# Task details
All material below is to be reproduced exactly.

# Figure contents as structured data
───

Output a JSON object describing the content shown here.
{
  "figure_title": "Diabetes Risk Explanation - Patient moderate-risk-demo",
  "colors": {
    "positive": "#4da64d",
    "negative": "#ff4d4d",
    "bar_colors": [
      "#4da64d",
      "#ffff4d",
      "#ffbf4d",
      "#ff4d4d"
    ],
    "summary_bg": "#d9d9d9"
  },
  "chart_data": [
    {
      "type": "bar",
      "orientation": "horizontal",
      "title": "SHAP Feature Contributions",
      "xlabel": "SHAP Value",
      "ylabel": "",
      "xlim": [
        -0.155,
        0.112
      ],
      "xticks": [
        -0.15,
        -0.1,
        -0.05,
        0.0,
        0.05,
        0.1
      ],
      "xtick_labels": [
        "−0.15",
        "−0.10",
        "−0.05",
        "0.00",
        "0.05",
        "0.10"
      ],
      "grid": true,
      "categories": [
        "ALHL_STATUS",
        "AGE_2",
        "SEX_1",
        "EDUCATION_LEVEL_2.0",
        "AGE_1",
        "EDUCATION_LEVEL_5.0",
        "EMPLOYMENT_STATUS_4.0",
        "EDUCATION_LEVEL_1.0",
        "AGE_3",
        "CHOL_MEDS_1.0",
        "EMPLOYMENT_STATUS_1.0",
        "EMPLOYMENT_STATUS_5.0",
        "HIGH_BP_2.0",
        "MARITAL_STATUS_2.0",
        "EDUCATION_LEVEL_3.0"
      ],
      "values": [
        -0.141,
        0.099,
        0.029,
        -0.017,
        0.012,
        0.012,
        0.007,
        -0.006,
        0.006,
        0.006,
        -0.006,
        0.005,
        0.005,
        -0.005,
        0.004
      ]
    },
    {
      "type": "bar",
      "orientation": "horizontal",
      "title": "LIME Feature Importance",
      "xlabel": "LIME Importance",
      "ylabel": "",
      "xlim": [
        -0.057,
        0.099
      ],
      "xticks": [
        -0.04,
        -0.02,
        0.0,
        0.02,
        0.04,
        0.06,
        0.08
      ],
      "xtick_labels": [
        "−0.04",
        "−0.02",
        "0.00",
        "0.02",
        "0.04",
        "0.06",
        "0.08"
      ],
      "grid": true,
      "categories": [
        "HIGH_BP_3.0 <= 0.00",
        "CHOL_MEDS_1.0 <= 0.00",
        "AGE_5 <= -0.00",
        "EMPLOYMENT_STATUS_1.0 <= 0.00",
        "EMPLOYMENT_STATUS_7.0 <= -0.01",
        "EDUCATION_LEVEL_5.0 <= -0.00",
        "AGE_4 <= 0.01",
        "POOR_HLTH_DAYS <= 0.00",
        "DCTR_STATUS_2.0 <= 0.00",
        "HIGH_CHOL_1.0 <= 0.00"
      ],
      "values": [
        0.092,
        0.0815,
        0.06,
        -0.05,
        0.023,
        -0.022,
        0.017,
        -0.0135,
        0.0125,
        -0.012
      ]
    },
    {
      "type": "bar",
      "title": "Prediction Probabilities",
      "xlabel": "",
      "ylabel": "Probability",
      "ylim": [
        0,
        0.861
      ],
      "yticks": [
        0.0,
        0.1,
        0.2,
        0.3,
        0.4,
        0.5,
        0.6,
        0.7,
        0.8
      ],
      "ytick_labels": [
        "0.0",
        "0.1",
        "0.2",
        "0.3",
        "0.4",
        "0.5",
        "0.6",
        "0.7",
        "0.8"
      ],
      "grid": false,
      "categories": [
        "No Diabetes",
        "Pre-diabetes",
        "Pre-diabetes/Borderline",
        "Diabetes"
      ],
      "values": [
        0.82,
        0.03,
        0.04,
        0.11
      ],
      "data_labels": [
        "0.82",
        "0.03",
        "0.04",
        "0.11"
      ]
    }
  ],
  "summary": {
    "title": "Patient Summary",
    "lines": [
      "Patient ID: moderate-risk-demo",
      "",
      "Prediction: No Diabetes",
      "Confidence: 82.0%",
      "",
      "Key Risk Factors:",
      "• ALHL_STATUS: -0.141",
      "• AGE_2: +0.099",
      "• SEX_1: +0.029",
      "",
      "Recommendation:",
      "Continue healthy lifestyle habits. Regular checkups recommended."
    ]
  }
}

───

# Answer for the task
Output a JSON object describing the content shown here.
{
  "figure_title": "Diabetes Risk Explanation - Patient moderate-risk-demo",
  "colors": {
    "positive": "#4da64d",
    "negative": "#ff4d4d",
    "bar_colors": [
      "#4da64d",
      "#ffff4d",
      "#ffbf4d",
      "#ff4d4d"
    ],
    "summary_bg": "#d9d9d9"
  },
  "chart_data": [
    {
      "type": "bar",
      "orientation": "horizontal",
      "title": "SHAP Feature Contributions",
      "xlabel": "SHAP Value",
      "ylabel": "",
      "xlim": [
        -0.155,
        0.112
      ],
      "xticks": [
        -0.15,
        -0.1,
        -0.05,
        0.0,
        0.05,
        0.1
      ],
      "xtick_labels": [
        "−0.15",
        "−0.10",
        "−0.05",
        "0.00",
        "0.05",
        "0.10"
      ],
      "grid": true,
      "categories": [
        "ALHL_STATUS",
        "AGE_2",
        "SEX_1",
        "EDUCATION_LEVEL_2.0",
        "AGE_1",
        "EDUCATION_LEVEL_5.0",
        "EMPLOYMENT_STATUS_4.0",
        "EDUCATION_LEVEL_1.0",
        "AGE_3",
        "CHOL_MEDS_1.0",
        "EMPLOYMENT_STATUS_1.0",
        "EMPLOYMENT_STATUS_5.0",
        "HIGH_BP_2.0",
        "MARITAL_STATUS_2.0",
        "EDUCATION_LEVEL_3.0"
      ],
      "values": [
        -0.141,
        0.099,
        0.029,
        -0.017,
        0.012,
        0.012,
        0.007,
        -0.006,
        0.006,
        0.006,
        -0.006,
        0.005,
        0.005,
        -0.005,
        0.004
      ]
    },
    {
      "type": "bar",
      "orientation": "horizontal",
      "title": "LIME Feature Importance",
      "xlabel": "LIME Importance",
      "ylabel": "",
      "xlim": [
        -0.057,
        0.099
      ],
      "xticks": [
        -0.04,
        -0.02,
        0.0,
        0.02,
        0.04,
        0.06,
        0.08
      ],
      "xtick_labels": [
        "−0.04",
        "−0.02",
        "0.00",
        "0.02",
        "0.04",
        "0.06",
        "0.08"
      ],
      "grid": true,
      "categories": [
        "HIGH_BP_3.0 <= 0.00",
        "CHOL_MEDS_1.0 <= 0.00",
        "AGE_5 <= -0.00",
        "EMPLOYMENT_STATUS_1.0 <= 0.00",
        "EMPLOYMENT_STATUS_7.0 <= -0.01",
        "EDUCATION_LEVEL_5.0 <= -0.00",
        "AGE_4 <= 0.01",
        "POOR_HLTH_DAYS <= 0.00",
        "DCTR_STATUS_2.0 <= 0.00",
        "HIGH_CHOL_1.0 <= 0.00"
      ],
      "values": [
        0.092,
        0.0815,
        0.06,
        -0.05,
        0.023,
        -0.022,
        0.017,
        -0.0135,
        0.0125,
        -0.012
      ]
    },
    {
      "type": "bar",
      "title": "Prediction Probabilities",
      "xlabel": "",
      "ylabel": "Probability",
      "ylim": [
        0,
        0.861
      ],
      "yticks": [
        0.0,
        0.1,
        0.2,
        0.3,
        0.4,
        0.5,
        0.6,
        0.7,
        0.8
      ],
      "ytick_labels": [
        "0.0",
        "0.1",
        "0.2",
        "0.3",
        "0.4",
        "0.5",
        "0.6",
        "0.7",
        "0.8"
      ],
      "grid": false,
      "categories": [
        "No Diabetes",
        "Pre-diabetes",
        "Pre-diabetes/Borderline",
        "Diabetes"
      ],
      "values": [
        0.82,
        0.03,
        0.04,
        0.11
      ],
      "data_labels": [
        "0.82",
        "0.03",
        "0.04",
        "0.11"
      ]
    }
  ],
  "summary": {
    "title": "Patient Summary",
    "lines": [
      "Patient ID: moderate-risk-demo",
      "",
      "Prediction: No Diabetes",
      "Confidence: 82.0%",
      "",
      "Key Risk Factors:",
      "• ALHL_STATUS: -0.141",
      "• AGE_2: +0.099",
      "• SEX_1: +0.029",
      "",
      "Recommendation:",
      "Continue healthy lifestyle habits. Regular checkups recommended."
    ]
  }
}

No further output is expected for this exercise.